------ MATERIAL PROVIDED

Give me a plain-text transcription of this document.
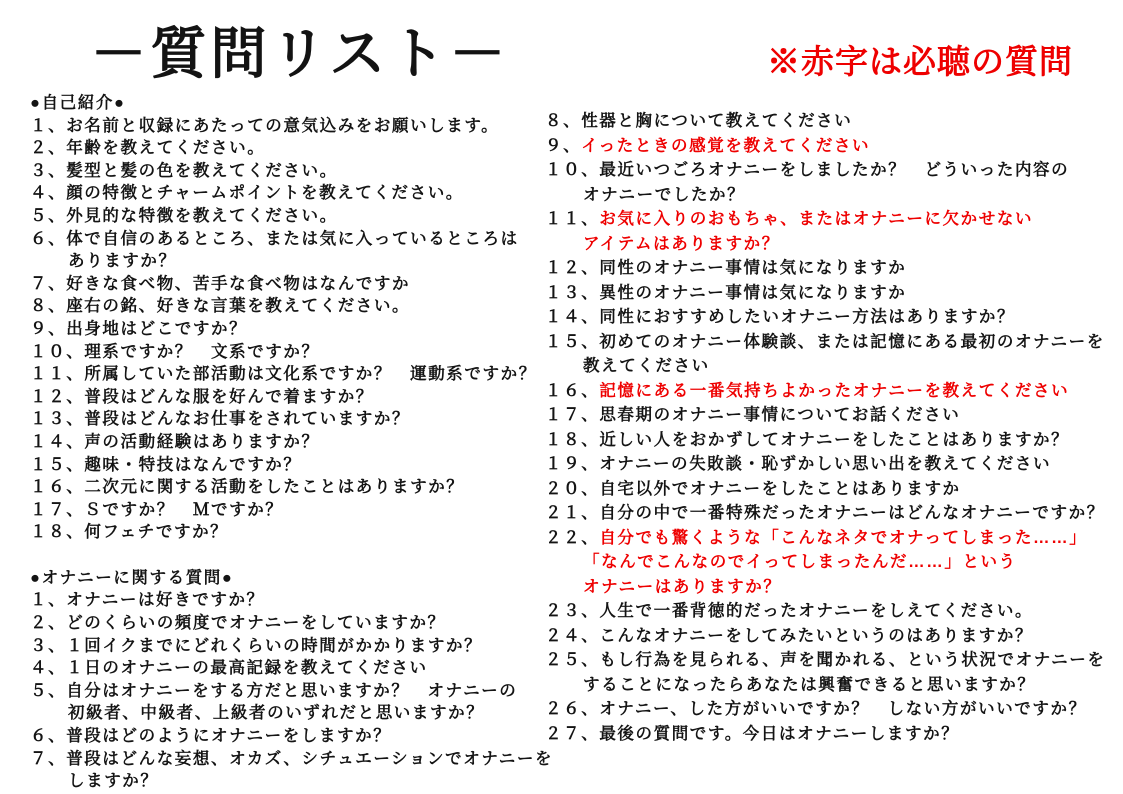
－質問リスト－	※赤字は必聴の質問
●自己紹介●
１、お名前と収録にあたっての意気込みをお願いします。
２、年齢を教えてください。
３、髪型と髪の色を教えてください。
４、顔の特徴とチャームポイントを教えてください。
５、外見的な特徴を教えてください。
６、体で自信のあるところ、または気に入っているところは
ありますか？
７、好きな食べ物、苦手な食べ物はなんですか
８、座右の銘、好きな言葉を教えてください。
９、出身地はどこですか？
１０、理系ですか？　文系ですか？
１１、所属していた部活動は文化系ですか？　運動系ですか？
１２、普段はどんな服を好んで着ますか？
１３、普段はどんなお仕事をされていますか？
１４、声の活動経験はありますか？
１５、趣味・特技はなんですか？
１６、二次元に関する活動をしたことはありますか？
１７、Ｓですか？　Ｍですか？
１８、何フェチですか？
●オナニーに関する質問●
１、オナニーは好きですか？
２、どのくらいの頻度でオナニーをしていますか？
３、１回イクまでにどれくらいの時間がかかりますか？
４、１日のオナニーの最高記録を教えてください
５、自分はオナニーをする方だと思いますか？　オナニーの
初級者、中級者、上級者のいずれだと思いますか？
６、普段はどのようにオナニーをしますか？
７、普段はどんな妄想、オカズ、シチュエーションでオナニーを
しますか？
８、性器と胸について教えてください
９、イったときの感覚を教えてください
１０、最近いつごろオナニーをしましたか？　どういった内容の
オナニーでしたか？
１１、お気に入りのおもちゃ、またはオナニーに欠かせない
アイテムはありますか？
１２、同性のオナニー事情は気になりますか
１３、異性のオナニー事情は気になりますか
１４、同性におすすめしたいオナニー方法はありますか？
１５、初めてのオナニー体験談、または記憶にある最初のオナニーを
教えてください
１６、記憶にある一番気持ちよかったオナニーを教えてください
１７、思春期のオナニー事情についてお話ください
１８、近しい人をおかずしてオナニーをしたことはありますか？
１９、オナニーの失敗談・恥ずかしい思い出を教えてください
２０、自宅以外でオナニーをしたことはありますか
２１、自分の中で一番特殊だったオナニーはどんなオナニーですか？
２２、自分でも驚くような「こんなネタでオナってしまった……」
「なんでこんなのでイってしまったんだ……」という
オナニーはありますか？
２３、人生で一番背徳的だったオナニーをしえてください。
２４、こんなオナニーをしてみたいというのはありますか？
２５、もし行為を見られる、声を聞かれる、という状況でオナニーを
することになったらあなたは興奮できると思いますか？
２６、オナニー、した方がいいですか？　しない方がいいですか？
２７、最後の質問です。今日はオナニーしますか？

------------

(PROBLEM):
Reproduce the listing above exactly, excluding all pictures.

(EXERCISE OUTPUT):
Give me a plain-text transcription of this document.
－質問リスト－	※赤字は必聴の質問
●自己紹介●
１、お名前と収録にあたっての意気込みをお願いします。
２、年齢を教えてください。
３、髪型と髪の色を教えてください。
４、顔の特徴とチャームポイントを教えてください。
５、外見的な特徴を教えてください。
６、体で自信のあるところ、または気に入っているところは
ありますか？
７、好きな食べ物、苦手な食べ物はなんですか
８、座右の銘、好きな言葉を教えてください。
９、出身地はどこですか？
１０、理系ですか？　文系ですか？
１１、所属していた部活動は文化系ですか？　運動系ですか？
１２、普段はどんな服を好んで着ますか？
１３、普段はどんなお仕事をされていますか？
１４、声の活動経験はありますか？
１５、趣味・特技はなんですか？
１６、二次元に関する活動をしたことはありますか？
１７、Ｓですか？　Ｍですか？
１８、何フェチですか？
●オナニーに関する質問●
１、オナニーは好きですか？
２、どのくらいの頻度でオナニーをしていますか？
３、１回イクまでにどれくらいの時間がかかりますか？
４、１日のオナニーの最高記録を教えてください
５、自分はオナニーをする方だと思いますか？　オナニーの
初級者、中級者、上級者のいずれだと思いますか？
６、普段はどのようにオナニーをしますか？
７、普段はどんな妄想、オカズ、シチュエーションでオナニーを
しますか？
８、性器と胸について教えてください
９、イったときの感覚を教えてください
１０、最近いつごろオナニーをしましたか？　どういった内容の
オナニーでしたか？
１１、お気に入りのおもちゃ、またはオナニーに欠かせない
アイテムはありますか？
１２、同性のオナニー事情は気になりますか
１３、異性のオナニー事情は気になりますか
１４、同性におすすめしたいオナニー方法はありますか？
１５、初めてのオナニー体験談、または記憶にある最初のオナニーを
教えてください
１６、記憶にある一番気持ちよかったオナニーを教えてください
１７、思春期のオナニー事情についてお話ください
１８、近しい人をおかずしてオナニーをしたことはありますか？
１９、オナニーの失敗談・恥ずかしい思い出を教えてください
２０、自宅以外でオナニーをしたことはありますか
２１、自分の中で一番特殊だったオナニーはどんなオナニーですか？
２２、自分でも驚くような「こんなネタでオナってしまった……」
「なんでこんなのでイってしまったんだ……」という
オナニーはありますか？
２３、人生で一番背徳的だったオナニーをしえてください。
２４、こんなオナニーをしてみたいというのはありますか？
２５、もし行為を見られる、声を聞かれる、という状況でオナニーを
することになったらあなたは興奮できると思いますか？
２６、オナニー、した方がいいですか？　しない方がいいですか？
２７、最後の質問です。今日はオナニーしますか？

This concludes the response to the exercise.